**What you need to do**
Duplicate every line of these records word for word, leaving out the pictures.

** begin Provided information **

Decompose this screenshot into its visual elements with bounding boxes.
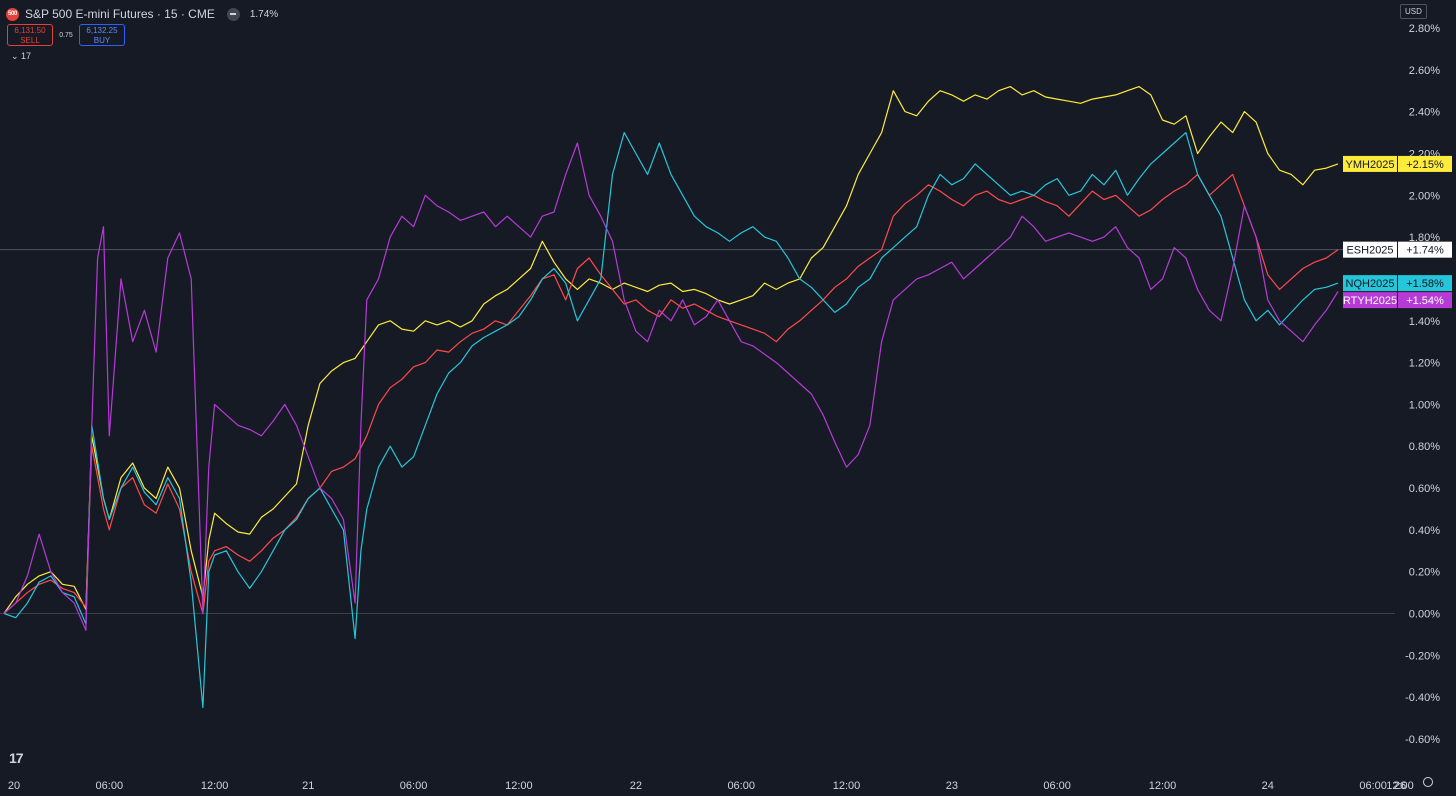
x-tick-label: 24 [1262, 780, 1274, 792]
x-tick-label: 22 [630, 780, 642, 792]
x-tick-label: 06:00 [400, 780, 428, 792]
x-tick-label: 23 [946, 780, 958, 792]
spread-value: 0.75 [59, 31, 73, 39]
settings-icon[interactable] [1423, 777, 1433, 787]
series-lines [3, 86, 1339, 709]
x-tick-label: 20 [8, 780, 20, 792]
x-tick-label: 26 [1394, 780, 1406, 792]
currency-selector[interactable]: USD [1400, 4, 1427, 19]
x-axis[interactable]: 20 06:00 12:00 21 06:00 12:00 22 06:00 12:00 23 06… [8, 780, 1414, 792]
series-labels: YMH2025 +2.15% ESH2025 +1.74% NQH2025 +1.58% R… [1343, 155, 1452, 309]
series-name-tag [1343, 241, 1397, 258]
y-tick-label: 2.80% [1409, 23, 1440, 35]
series-name-tag [1343, 275, 1397, 292]
y-tick-label: 0.00% [1409, 609, 1440, 621]
y-tick-label: 2.60% [1409, 65, 1440, 77]
series-value-label: +1.74% [1406, 245, 1444, 257]
series-value-tag [1398, 292, 1452, 309]
series-name-label: ESH2025 [1346, 245, 1393, 257]
x-tick-label: 06:00 [1359, 780, 1387, 792]
indicator-toggle[interactable]: ⌄ 17 [7, 50, 35, 63]
series-value-tag [1398, 241, 1452, 258]
tradingview-logo-icon: 17 [9, 750, 24, 766]
series-line-RTYH2025[interactable] [3, 142, 1339, 631]
symbol-header: 500 S&P 500 E-mini Futures · 15 · CME 1.… [6, 6, 278, 22]
x-tick-label: 06:00 [96, 780, 124, 792]
buy-button[interactable]: 6,132.25 BUY [79, 24, 125, 46]
y-tick-label: 0.80% [1409, 441, 1440, 453]
x-tick-label: 12:00 [1386, 780, 1414, 792]
symbol-title[interactable]: S&P 500 E-mini Futures · 15 · CME [25, 7, 215, 21]
series-value-label: +2.15% [1406, 159, 1444, 171]
y-tick-label: 1.00% [1409, 399, 1440, 411]
x-tick-label: 12:00 [1149, 780, 1177, 792]
y-tick-label: 1.80% [1409, 232, 1440, 244]
series-line-YMH2025[interactable] [3, 86, 1339, 614]
series-name-label: RTYH2025 [1343, 295, 1397, 307]
y-tick-label: 1.20% [1409, 358, 1440, 370]
indicator-count: 17 [21, 51, 32, 61]
y-tick-label: -0.40% [1405, 692, 1440, 704]
hide-series-icon[interactable] [226, 7, 240, 21]
x-tick-label: 12:00 [505, 780, 533, 792]
y-tick-label: -0.20% [1405, 650, 1440, 662]
x-tick-label: 06:00 [727, 780, 755, 792]
series-value-tag [1398, 155, 1452, 172]
y-tick-label: 0.40% [1409, 525, 1440, 537]
series-value-tag [1398, 275, 1452, 292]
x-tick-label: 06:00 [1043, 780, 1071, 792]
buy-label: BUY [93, 36, 111, 45]
sell-label: SELL [20, 36, 40, 45]
y-axis[interactable]: 2.80%2.60%2.40%2.20%2.00%1.80%1.60%1.40%… [1405, 23, 1440, 746]
buy-price: 6,132.25 [86, 26, 118, 35]
series-name-tag [1343, 155, 1397, 172]
sp500-logo-icon: 500 [6, 7, 19, 21]
x-tick-label: 21 [302, 780, 314, 792]
y-tick-label: 1.40% [1409, 316, 1440, 328]
series-value-label: +1.58% [1406, 278, 1444, 290]
series-line-ESH2025[interactable] [3, 173, 1339, 615]
x-tick-label: 12:00 [833, 780, 861, 792]
trade-panel: 6,131.50 SELL 0.75 6,132.25 BUY [7, 24, 125, 46]
symbol-change: 1.74% [249, 8, 279, 20]
series-name-label: YMH2025 [1346, 159, 1395, 171]
x-tick-label: 12:00 [201, 780, 229, 792]
series-value-label: +1.54% [1406, 295, 1444, 307]
y-tick-label: 0.60% [1409, 483, 1440, 495]
series-line-NQH2025[interactable] [3, 132, 1339, 709]
y-tick-label: -0.60% [1405, 734, 1440, 746]
y-tick-label: 2.00% [1409, 190, 1440, 202]
series-name-label: NQH2025 [1346, 278, 1395, 290]
chevron-down-icon: ⌄ [11, 51, 22, 61]
series-name-tag [1343, 292, 1397, 309]
sell-button[interactable]: 6,131.50 SELL [7, 24, 53, 46]
y-tick-label: 2.40% [1409, 107, 1440, 119]
y-tick-label: 0.20% [1409, 567, 1440, 579]
sell-price: 6,131.50 [14, 26, 46, 35]
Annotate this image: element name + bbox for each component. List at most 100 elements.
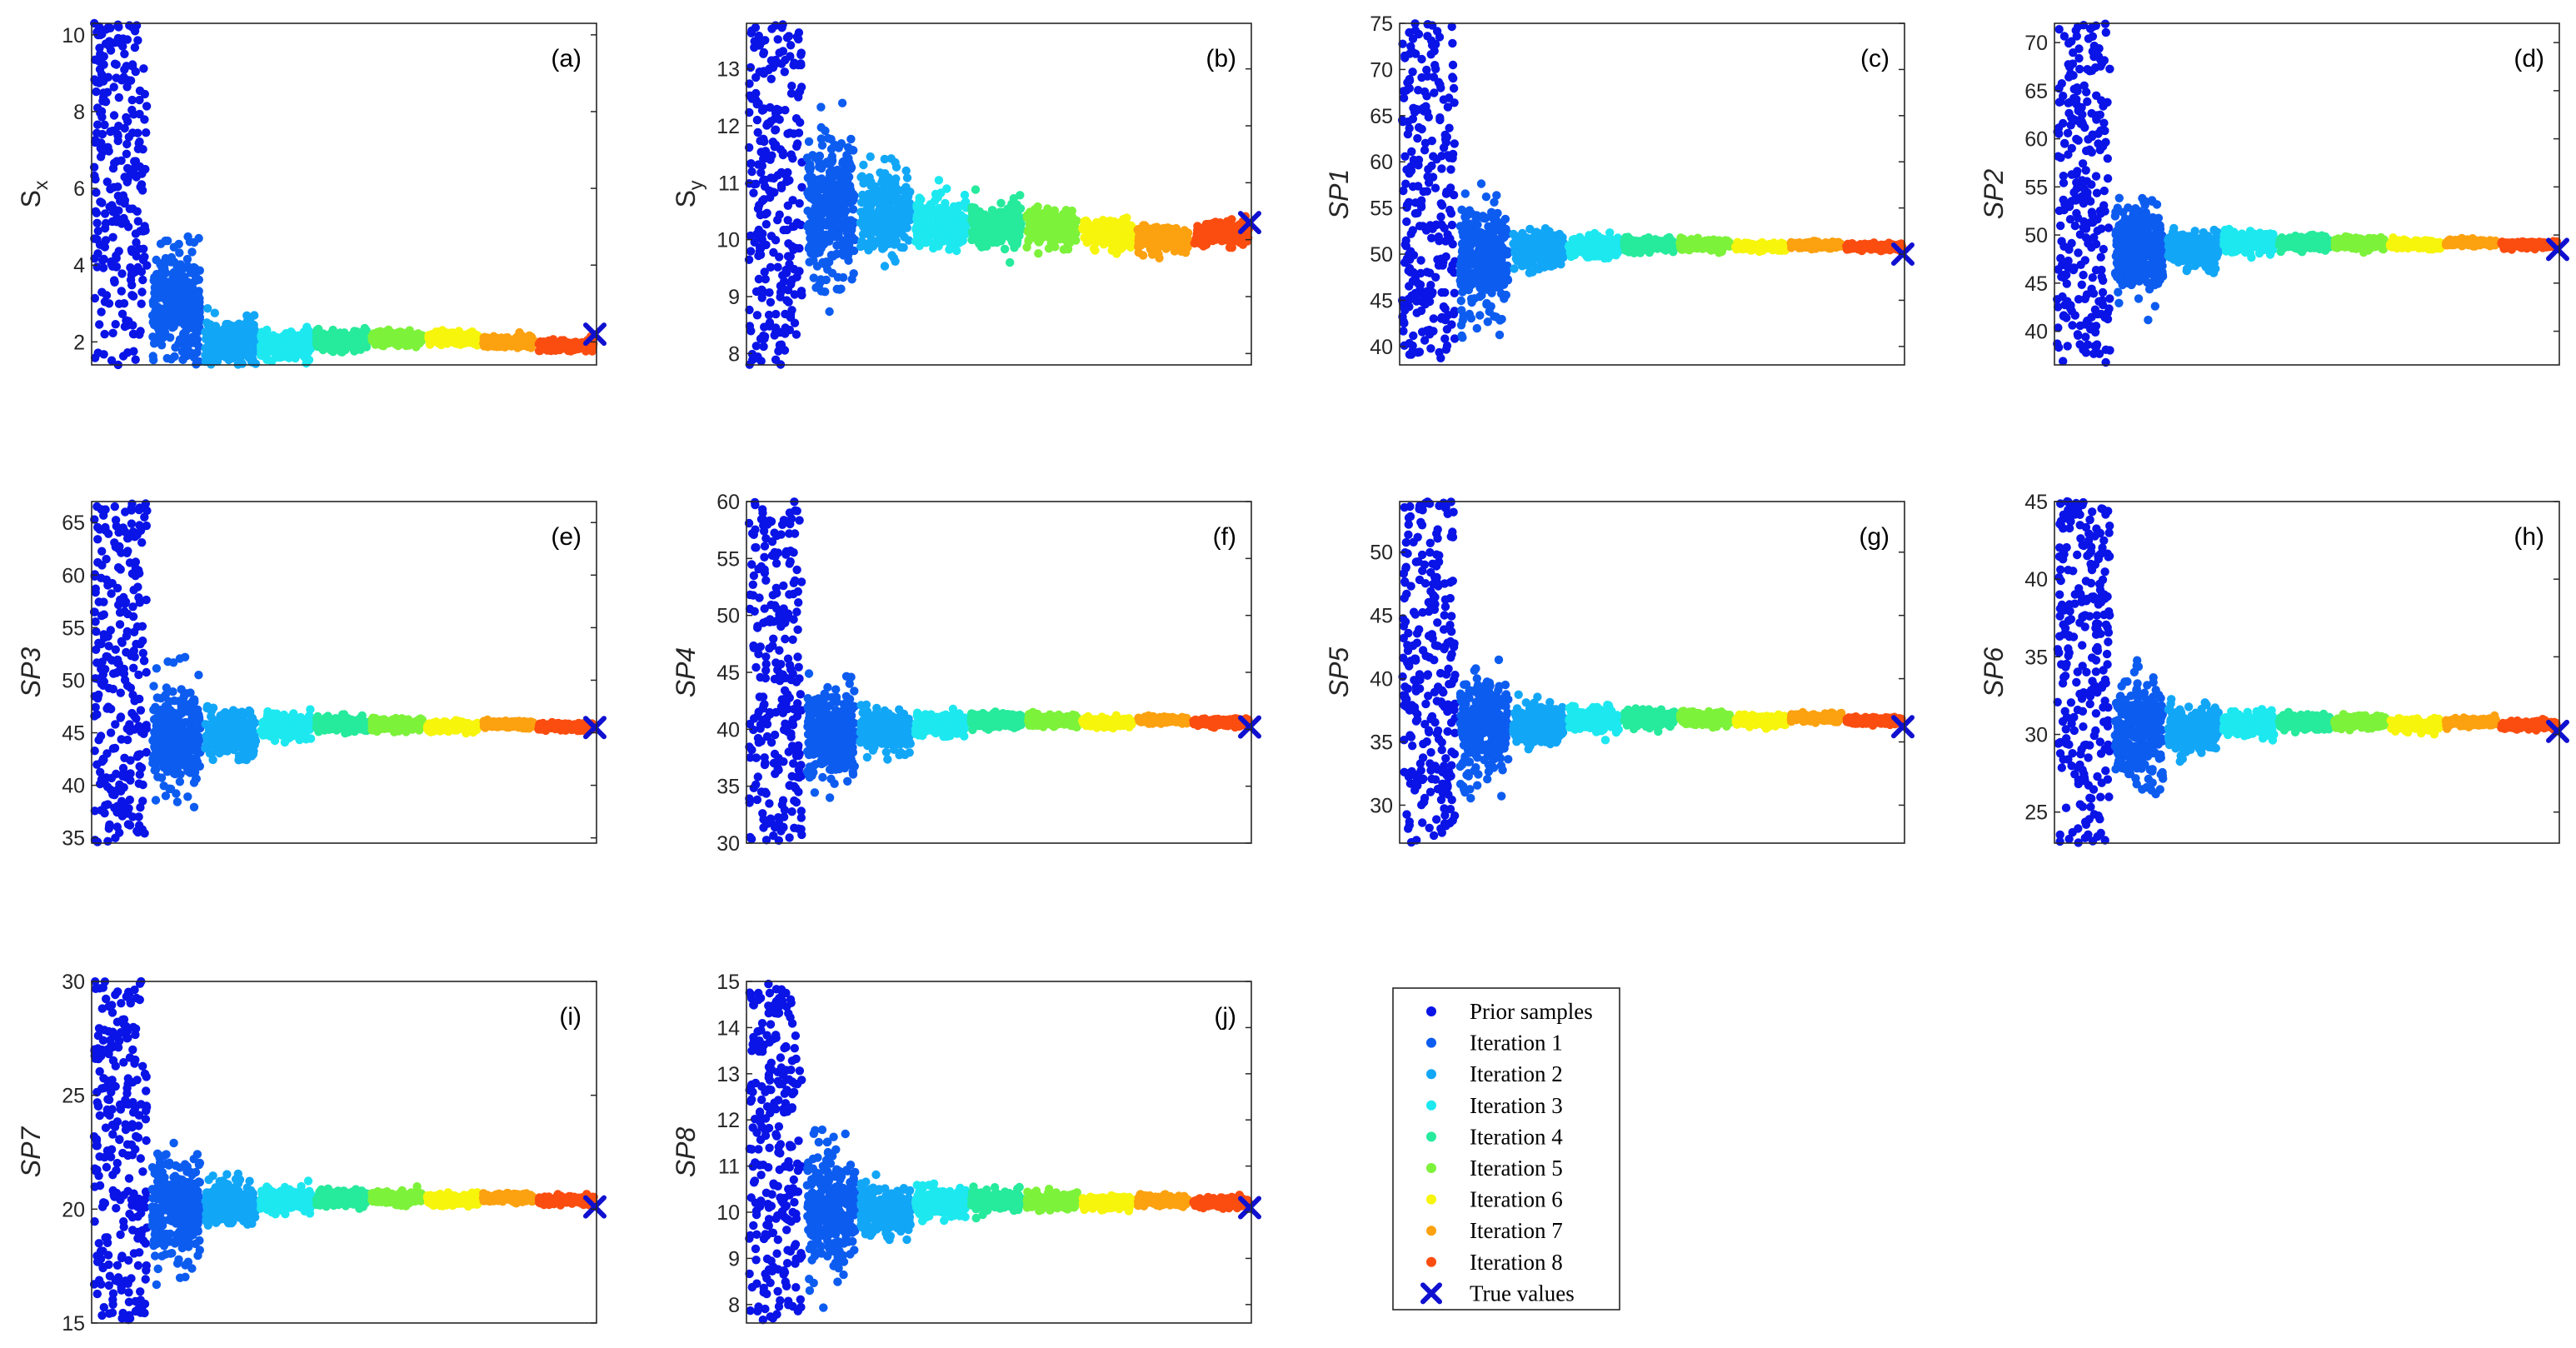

** end Provided information **

**Full output**
Decompose this screenshot into its visual elements with bounding boxes.
x-tick-label: 24 [1262, 780, 1274, 792]
x-tick-label: 22 [630, 780, 642, 792]
x-tick-label: 06:00 [400, 780, 428, 792]
x-tick-label: 23 [946, 780, 958, 792]
spread-value: 0.75 [59, 31, 73, 39]
settings-icon[interactable] [1423, 777, 1433, 787]
series-lines [3, 86, 1339, 709]
x-tick-label: 20 [8, 780, 20, 792]
x-tick-label: 26 [1394, 780, 1406, 792]
currency-selector[interactable]: USD [1400, 4, 1427, 19]
x-axis[interactable]: 20 06:00 12:00 21 06:00 12:00 22 06:00 12:00 23 06… [8, 780, 1414, 792]
series-labels: YMH2025 +2.15% ESH2025 +1.74% NQH2025 +1.58% R… [1343, 155, 1452, 309]
series-name-tag [1343, 241, 1397, 258]
y-tick-label: 2.80% [1409, 23, 1440, 35]
series-name-tag [1343, 275, 1397, 292]
y-tick-label: 0.00% [1409, 609, 1440, 621]
y-tick-label: 2.60% [1409, 65, 1440, 77]
series-value-label: +1.74% [1406, 245, 1444, 257]
series-value-tag [1398, 292, 1452, 309]
series-name-label: ESH2025 [1346, 245, 1393, 257]
x-tick-label: 06:00 [1359, 780, 1387, 792]
indicator-toggle[interactable]: ⌄ 17 [7, 50, 35, 63]
series-value-tag [1398, 241, 1452, 258]
tradingview-logo-icon: 17 [9, 750, 24, 766]
series-line-RTYH2025[interactable] [3, 142, 1339, 631]
symbol-header: 500 S&P 500 E-mini Futures · 15 · CME 1.… [6, 6, 278, 22]
x-tick-label: 06:00 [96, 780, 124, 792]
buy-button[interactable]: 6,132.25 BUY [79, 24, 125, 46]
y-tick-label: 0.80% [1409, 441, 1440, 453]
x-tick-label: 12:00 [1386, 780, 1414, 792]
symbol-title[interactable]: S&P 500 E-mini Futures · 15 · CME [25, 7, 215, 21]
series-value-label: +2.15% [1406, 159, 1444, 171]
y-tick-label: 1.00% [1409, 399, 1440, 411]
x-tick-label: 12:00 [1149, 780, 1177, 792]
y-tick-label: 1.80% [1409, 232, 1440, 244]
series-line-YMH2025[interactable] [3, 86, 1339, 614]
series-name-label: RTYH2025 [1343, 295, 1397, 307]
y-tick-label: 1.20% [1409, 358, 1440, 370]
indicator-count: 17 [21, 51, 32, 61]
y-tick-label: -0.40% [1405, 692, 1440, 704]
hide-series-icon[interactable] [226, 7, 240, 21]
x-tick-label: 12:00 [505, 780, 533, 792]
y-tick-label: -0.20% [1405, 650, 1440, 662]
x-tick-label: 06:00 [727, 780, 755, 792]
series-value-tag [1398, 155, 1452, 172]
y-tick-label: 0.40% [1409, 525, 1440, 537]
series-value-tag [1398, 275, 1452, 292]
x-tick-label: 06:00 [1043, 780, 1071, 792]
buy-label: BUY [93, 36, 111, 45]
sell-label: SELL [20, 36, 40, 45]
y-axis[interactable]: 2.80%2.60%2.40%2.20%2.00%1.80%1.60%1.40%… [1405, 23, 1440, 746]
buy-price: 6,132.25 [86, 26, 118, 35]
series-name-tag [1343, 155, 1397, 172]
sp500-logo-icon: 500 [6, 7, 19, 21]
x-tick-label: 21 [302, 780, 314, 792]
y-tick-label: 1.40% [1409, 316, 1440, 328]
series-value-label: +1.58% [1406, 278, 1444, 290]
series-line-ESH2025[interactable] [3, 173, 1339, 615]
x-tick-label: 12:00 [833, 780, 861, 792]
trade-panel: 6,131.50 SELL 0.75 6,132.25 BUY [7, 24, 125, 46]
symbol-change: 1.74% [249, 8, 279, 20]
series-name-label: YMH2025 [1346, 159, 1395, 171]
x-tick-label: 12:00 [201, 780, 229, 792]
series-value-label: +1.54% [1406, 295, 1444, 307]
y-tick-label: 0.60% [1409, 483, 1440, 495]
series-line-NQH2025[interactable] [3, 132, 1339, 709]
y-tick-label: -0.60% [1405, 734, 1440, 746]
y-tick-label: 2.00% [1409, 190, 1440, 202]
series-name-label: NQH2025 [1346, 278, 1395, 290]
chevron-down-icon: ⌄ [11, 51, 22, 61]
series-name-tag [1343, 292, 1397, 309]
sell-button[interactable]: 6,131.50 SELL [7, 24, 53, 46]
y-tick-label: 2.40% [1409, 107, 1440, 119]
y-tick-label: 0.20% [1409, 567, 1440, 579]
sell-price: 6,131.50 [14, 26, 46, 35]
Annotate this image: element name + bbox for each component. List at most 100 elements.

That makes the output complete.